Leaving out all images, write out the records that follow exactly.
>> START Material for this task
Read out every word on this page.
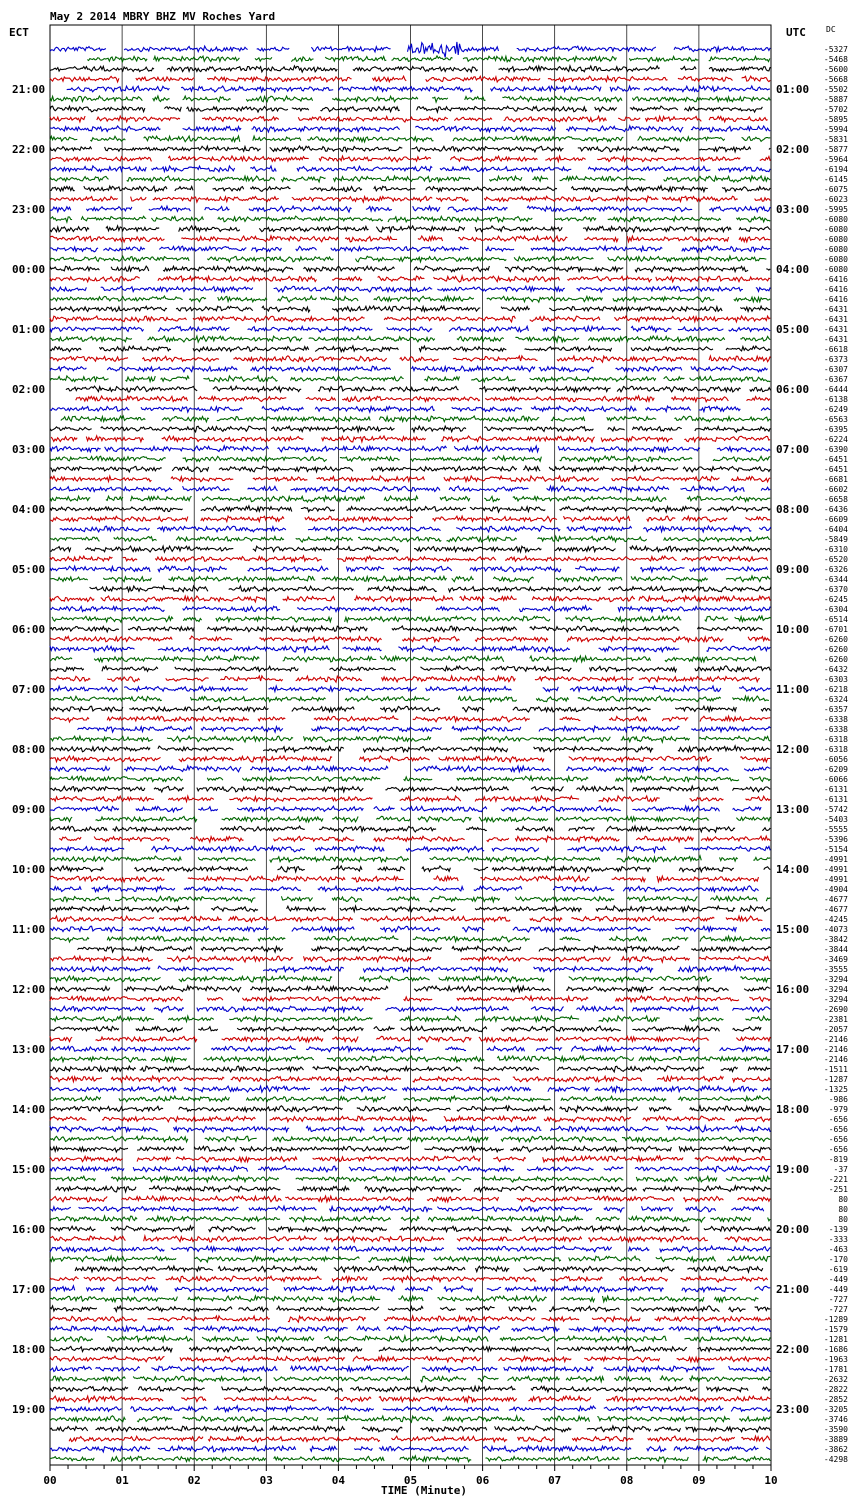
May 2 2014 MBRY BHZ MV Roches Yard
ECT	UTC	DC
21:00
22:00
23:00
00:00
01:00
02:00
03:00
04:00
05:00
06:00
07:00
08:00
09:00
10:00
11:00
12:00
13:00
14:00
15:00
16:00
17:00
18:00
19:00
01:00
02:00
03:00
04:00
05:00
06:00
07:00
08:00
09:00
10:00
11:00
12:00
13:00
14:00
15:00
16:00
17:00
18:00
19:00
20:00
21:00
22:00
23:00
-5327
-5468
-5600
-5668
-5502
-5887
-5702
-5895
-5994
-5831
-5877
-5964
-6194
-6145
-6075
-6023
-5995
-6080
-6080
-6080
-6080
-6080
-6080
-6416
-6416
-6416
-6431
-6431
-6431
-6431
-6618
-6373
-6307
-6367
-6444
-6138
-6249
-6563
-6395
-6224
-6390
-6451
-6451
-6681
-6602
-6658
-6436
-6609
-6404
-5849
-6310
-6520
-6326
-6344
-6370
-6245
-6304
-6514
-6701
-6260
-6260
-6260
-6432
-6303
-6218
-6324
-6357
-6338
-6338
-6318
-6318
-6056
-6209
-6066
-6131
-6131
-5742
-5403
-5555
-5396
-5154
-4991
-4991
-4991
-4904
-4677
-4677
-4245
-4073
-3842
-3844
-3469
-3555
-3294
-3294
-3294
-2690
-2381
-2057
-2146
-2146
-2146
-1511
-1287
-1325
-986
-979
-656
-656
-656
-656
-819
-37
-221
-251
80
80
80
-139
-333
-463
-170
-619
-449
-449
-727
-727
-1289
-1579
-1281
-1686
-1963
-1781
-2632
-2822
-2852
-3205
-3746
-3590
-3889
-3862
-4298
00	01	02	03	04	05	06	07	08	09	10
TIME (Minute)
>> END Material for this task
• _The completed task_
Read out every word on this page.
May 2 2014 MBRY BHZ MV Roches Yard
ECT	UTC	DC
21:00
22:00
23:00
00:00
01:00
02:00
03:00
04:00
05:00
06:00
07:00
08:00
09:00
10:00
11:00
12:00
13:00
14:00
15:00
16:00
17:00
18:00
19:00
01:00
02:00
03:00
04:00
05:00
06:00
07:00
08:00
09:00
10:00
11:00
12:00
13:00
14:00
15:00
16:00
17:00
18:00
19:00
20:00
21:00
22:00
23:00
-5327
-5468
-5600
-5668
-5502
-5887
-5702
-5895
-5994
-5831
-5877
-5964
-6194
-6145
-6075
-6023
-5995
-6080
-6080
-6080
-6080
-6080
-6080
-6416
-6416
-6416
-6431
-6431
-6431
-6431
-6618
-6373
-6307
-6367
-6444
-6138
-6249
-6563
-6395
-6224
-6390
-6451
-6451
-6681
-6602
-6658
-6436
-6609
-6404
-5849
-6310
-6520
-6326
-6344
-6370
-6245
-6304
-6514
-6701
-6260
-6260
-6260
-6432
-6303
-6218
-6324
-6357
-6338
-6338
-6318
-6318
-6056
-6209
-6066
-6131
-6131
-5742
-5403
-5555
-5396
-5154
-4991
-4991
-4991
-4904
-4677
-4677
-4245
-4073
-3842
-3844
-3469
-3555
-3294
-3294
-3294
-2690
-2381
-2057
-2146
-2146
-2146
-1511
-1287
-1325
-986
-979
-656
-656
-656
-656
-819
-37
-221
-251
80
80
80
-139
-333
-463
-170
-619
-449
-449
-727
-727
-1289
-1579
-1281
-1686
-1963
-1781
-2632
-2822
-2852
-3205
-3746
-3590
-3889
-3862
-4298
00	01	02	03	04	05	06	07	08	09	10
TIME (Minute)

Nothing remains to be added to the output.